---------- PROVIDED RECORDS

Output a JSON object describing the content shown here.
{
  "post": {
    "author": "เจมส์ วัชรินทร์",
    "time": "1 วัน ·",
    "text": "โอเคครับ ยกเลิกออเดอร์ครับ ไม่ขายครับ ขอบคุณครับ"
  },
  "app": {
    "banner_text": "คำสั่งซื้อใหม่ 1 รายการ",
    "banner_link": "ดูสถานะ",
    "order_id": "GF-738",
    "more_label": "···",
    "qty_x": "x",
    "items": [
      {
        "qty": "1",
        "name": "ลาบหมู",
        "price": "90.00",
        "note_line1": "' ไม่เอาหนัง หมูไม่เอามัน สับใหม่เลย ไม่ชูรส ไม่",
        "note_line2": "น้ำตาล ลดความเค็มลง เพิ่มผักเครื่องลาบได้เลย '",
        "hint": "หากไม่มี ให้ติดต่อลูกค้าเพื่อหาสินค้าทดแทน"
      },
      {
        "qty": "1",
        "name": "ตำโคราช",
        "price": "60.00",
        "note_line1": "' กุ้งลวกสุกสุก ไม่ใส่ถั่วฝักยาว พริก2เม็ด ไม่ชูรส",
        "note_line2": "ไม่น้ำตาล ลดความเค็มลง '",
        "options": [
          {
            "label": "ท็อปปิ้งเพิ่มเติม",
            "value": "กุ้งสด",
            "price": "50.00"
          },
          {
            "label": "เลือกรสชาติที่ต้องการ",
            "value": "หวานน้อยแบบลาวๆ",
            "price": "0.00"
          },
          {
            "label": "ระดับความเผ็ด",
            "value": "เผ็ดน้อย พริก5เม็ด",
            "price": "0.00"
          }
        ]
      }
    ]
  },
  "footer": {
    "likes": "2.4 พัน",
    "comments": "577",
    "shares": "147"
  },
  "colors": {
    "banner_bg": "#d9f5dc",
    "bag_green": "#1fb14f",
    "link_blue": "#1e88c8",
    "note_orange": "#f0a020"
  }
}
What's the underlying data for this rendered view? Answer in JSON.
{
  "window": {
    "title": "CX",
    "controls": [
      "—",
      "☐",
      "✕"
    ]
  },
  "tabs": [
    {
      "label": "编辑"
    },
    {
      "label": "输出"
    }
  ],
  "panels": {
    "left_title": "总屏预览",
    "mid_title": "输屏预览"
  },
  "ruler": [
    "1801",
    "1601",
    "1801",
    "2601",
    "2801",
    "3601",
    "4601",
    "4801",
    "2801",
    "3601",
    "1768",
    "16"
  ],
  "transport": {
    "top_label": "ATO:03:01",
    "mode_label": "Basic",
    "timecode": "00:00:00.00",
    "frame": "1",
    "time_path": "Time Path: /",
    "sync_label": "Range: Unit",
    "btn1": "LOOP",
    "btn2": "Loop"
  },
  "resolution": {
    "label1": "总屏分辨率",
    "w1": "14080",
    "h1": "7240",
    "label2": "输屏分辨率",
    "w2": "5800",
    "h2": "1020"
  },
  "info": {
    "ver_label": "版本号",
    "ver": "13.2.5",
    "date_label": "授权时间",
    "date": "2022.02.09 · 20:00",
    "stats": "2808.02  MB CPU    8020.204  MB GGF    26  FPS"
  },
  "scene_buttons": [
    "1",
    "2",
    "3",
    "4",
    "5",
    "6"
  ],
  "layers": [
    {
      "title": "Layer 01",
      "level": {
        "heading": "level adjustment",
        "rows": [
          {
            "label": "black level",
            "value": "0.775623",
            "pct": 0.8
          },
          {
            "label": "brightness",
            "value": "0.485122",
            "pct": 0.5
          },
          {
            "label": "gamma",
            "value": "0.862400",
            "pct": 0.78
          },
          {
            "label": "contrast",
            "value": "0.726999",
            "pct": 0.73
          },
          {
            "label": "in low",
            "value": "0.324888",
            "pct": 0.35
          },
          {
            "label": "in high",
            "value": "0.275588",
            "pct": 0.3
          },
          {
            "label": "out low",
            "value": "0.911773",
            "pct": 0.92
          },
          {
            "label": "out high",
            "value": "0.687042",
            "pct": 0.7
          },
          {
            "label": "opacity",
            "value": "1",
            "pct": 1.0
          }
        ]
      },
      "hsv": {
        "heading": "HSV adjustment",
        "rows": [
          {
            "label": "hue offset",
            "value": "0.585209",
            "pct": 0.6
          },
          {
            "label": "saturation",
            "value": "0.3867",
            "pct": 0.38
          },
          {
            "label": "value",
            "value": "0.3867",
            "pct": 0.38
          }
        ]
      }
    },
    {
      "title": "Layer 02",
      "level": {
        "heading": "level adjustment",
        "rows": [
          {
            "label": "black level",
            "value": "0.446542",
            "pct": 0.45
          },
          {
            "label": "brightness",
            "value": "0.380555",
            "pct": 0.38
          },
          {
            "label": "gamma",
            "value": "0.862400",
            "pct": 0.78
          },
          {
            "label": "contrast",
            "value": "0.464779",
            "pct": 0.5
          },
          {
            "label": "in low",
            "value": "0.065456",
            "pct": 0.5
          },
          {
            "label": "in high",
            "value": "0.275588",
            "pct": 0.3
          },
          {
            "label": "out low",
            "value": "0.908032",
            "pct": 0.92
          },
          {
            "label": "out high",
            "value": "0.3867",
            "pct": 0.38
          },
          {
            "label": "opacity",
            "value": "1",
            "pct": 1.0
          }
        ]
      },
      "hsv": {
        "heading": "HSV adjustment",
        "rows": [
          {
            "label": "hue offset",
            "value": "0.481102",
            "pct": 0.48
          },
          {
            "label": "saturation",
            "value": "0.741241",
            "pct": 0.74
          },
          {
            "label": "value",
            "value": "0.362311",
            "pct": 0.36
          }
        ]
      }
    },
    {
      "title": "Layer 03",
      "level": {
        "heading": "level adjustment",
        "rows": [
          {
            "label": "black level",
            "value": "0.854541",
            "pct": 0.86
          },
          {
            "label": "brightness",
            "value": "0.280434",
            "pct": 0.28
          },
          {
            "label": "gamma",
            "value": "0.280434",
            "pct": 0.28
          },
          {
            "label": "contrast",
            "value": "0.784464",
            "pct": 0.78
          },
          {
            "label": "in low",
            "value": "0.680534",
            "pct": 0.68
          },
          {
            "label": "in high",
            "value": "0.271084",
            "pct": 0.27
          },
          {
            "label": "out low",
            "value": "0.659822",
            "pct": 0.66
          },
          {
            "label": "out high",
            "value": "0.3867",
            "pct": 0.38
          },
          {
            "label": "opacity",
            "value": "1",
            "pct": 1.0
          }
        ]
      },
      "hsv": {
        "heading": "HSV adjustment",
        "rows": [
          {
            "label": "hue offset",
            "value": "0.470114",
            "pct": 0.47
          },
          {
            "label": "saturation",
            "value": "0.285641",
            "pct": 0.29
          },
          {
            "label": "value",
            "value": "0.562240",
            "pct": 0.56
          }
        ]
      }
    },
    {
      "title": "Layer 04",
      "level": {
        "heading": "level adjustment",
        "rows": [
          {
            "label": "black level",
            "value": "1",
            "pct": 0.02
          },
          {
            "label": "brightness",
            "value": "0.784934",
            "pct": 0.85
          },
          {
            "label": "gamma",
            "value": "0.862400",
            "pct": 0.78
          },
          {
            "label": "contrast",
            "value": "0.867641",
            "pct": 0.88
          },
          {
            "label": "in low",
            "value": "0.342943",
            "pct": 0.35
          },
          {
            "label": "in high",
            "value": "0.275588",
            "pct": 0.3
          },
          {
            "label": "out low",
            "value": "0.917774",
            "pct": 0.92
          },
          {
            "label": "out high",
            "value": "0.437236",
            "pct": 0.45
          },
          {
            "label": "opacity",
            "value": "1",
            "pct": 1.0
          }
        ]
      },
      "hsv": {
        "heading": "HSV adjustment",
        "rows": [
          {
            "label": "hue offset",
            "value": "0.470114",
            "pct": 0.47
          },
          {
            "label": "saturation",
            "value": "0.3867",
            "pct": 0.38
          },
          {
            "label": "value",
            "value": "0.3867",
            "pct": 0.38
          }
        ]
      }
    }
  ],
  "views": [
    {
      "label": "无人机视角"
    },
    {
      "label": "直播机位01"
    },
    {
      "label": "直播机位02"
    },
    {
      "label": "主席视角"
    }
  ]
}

--------------------

### PROBLEM DETAILS
Each line with the string "JSON" in it needs to be found and copied.

### OUTPUT FOR THIS TASK
Output a JSON object describing the content shown here.
What's the underlying data for this rendered view? Answer in JSON.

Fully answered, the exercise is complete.